WRITTEN TASK A: In the Debian bug report, what package name is cited as an example of a field value that contains spaces?

TEXT PASSAGE:
· · ·
Your message dated Thu, 28 Nov 2013 23:45:51 +0100
with message-id <20131128224551.GA27705@yellowpig>
and subject line Re: [Popcon-developers] Bug#730620: popularity-contest: Please
improve machine readability of the raw data
has caused the Debian Bug report #730620,
regarding popularity-contest: Please improve machine readability of the raw data
to be marked as done.
This means that you claim that the problem has been dealt with.
If this is not the case it is now your responsibility to reopen the
Bug report if necessary, and/or fix the problem forthwith.
(NB: If you are a system administrator and have no idea what this
message is talking about, this may indicate a serious mail system
misconfiguration somewhere. Please contact [email protected]
immediately.)
--
730620: http://bugs.debian.org/cgi-bin/bugreport.cgi?bug=730620
Debian Bug Tracking System
Contact [email protected] with problems
--- Begin Message ---
Package: popularity-contest
Severity: normal
Hi,
I'm trying to parse the raw statistics available on
http://popcon.debian.org/ and ran into some problems.
Firstly, while it is fine that the fields are separated by multiple
spaces, it should then not be the case that field values contain spaces
themselves. Unfortunately this is the case for example for the package
name "Not in Sid". This is a similar request as in bug report #574743
which asks for sanitizing the package names before putting it into the
statistics.
Second of all, going together with package name sanitization (which, as
above example shows can make the data unparsable) some obvious bogus
entries can be entirely removed like the "Not in Sid" example from
above. There exists no such package. If you want to include the
information then better do it in a commented line as you do for the
header of the file for which you use # as a comment character.
Thirdly, at the end of the file there is one large line only consisting
of minus characters. Can this line also not be commented with a #?
The same goes for the very last line which presents a total. Firstly it
is not necessary to put a "rank" on this line (it has the same rank as
the last entry) but it is also not necessary to have this line at all
because any machine parsing the rest of the file can easily generate it.
If you want this line for human consumption, you can just simply prefix
it with a # to make it a comment.
Would you welcome a patch fixing these issues?
cheers, josch
--- End Message ---
--- Begin Message ---
On Wed, Nov 27, 2013 at 03:31:38PM +0100, Johannes Schauer wrote:
> Hi,
>
> Quoting Bill Allombert (2013-11-27 13:47:26)
> > All of this is irrelevant: what actual problem are you trying to solve ?
· · ·
SUPPLIED INFORMATION:
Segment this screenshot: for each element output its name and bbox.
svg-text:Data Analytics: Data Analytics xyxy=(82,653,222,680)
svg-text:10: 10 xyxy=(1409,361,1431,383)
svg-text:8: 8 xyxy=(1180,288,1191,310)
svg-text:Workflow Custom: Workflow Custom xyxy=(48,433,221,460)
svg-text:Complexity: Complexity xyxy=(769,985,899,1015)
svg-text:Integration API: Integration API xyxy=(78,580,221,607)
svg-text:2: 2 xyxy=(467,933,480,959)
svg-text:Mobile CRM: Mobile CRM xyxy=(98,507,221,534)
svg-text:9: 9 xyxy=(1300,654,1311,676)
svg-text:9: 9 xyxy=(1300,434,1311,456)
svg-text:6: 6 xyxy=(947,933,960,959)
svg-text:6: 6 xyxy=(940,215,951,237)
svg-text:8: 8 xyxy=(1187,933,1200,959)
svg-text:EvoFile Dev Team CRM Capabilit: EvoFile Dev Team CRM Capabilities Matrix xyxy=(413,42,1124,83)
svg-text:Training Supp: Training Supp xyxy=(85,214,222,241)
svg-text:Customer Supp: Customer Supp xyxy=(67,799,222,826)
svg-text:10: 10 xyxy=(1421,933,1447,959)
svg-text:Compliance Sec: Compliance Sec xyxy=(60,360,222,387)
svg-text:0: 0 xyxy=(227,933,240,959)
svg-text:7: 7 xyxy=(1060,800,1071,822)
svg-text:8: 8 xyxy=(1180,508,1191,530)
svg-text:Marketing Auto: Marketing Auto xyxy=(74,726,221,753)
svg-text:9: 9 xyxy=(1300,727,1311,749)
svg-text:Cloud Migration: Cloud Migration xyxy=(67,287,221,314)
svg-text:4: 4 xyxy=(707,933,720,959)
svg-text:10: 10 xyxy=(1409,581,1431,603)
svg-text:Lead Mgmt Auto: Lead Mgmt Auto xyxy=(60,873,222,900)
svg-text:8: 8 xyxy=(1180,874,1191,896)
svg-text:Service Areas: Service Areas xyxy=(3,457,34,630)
· · ·
WRITTEN TASK B: Please change "screenshot" to "image" in the records, beginning at their first line and stopping after the line that has "svg-text:9: 9 xyxy=(1300,434,1311,456)". Return only those lines, otherwise unchanged.

RIGHT ANSWER A: "Not in Sid"

RIGHT ANSWER B:
Segment this image: for each element output its name and bbox.
svg-text:Data Analytics: Data Analytics xyxy=(82,653,222,680)
svg-text:10: 10 xyxy=(1409,361,1431,383)
svg-text:8: 8 xyxy=(1180,288,1191,310)
svg-text:Workflow Custom: Workflow Custom xyxy=(48,433,221,460)
svg-text:Complexity: Complexity xyxy=(769,985,899,1015)
svg-text:Integration API: Integration API xyxy=(78,580,221,607)
svg-text:2: 2 xyxy=(467,933,480,959)
svg-text:Mobile CRM: Mobile CRM xyxy=(98,507,221,534)
svg-text:9: 9 xyxy=(1300,654,1311,676)
svg-text:9: 9 xyxy=(1300,434,1311,456)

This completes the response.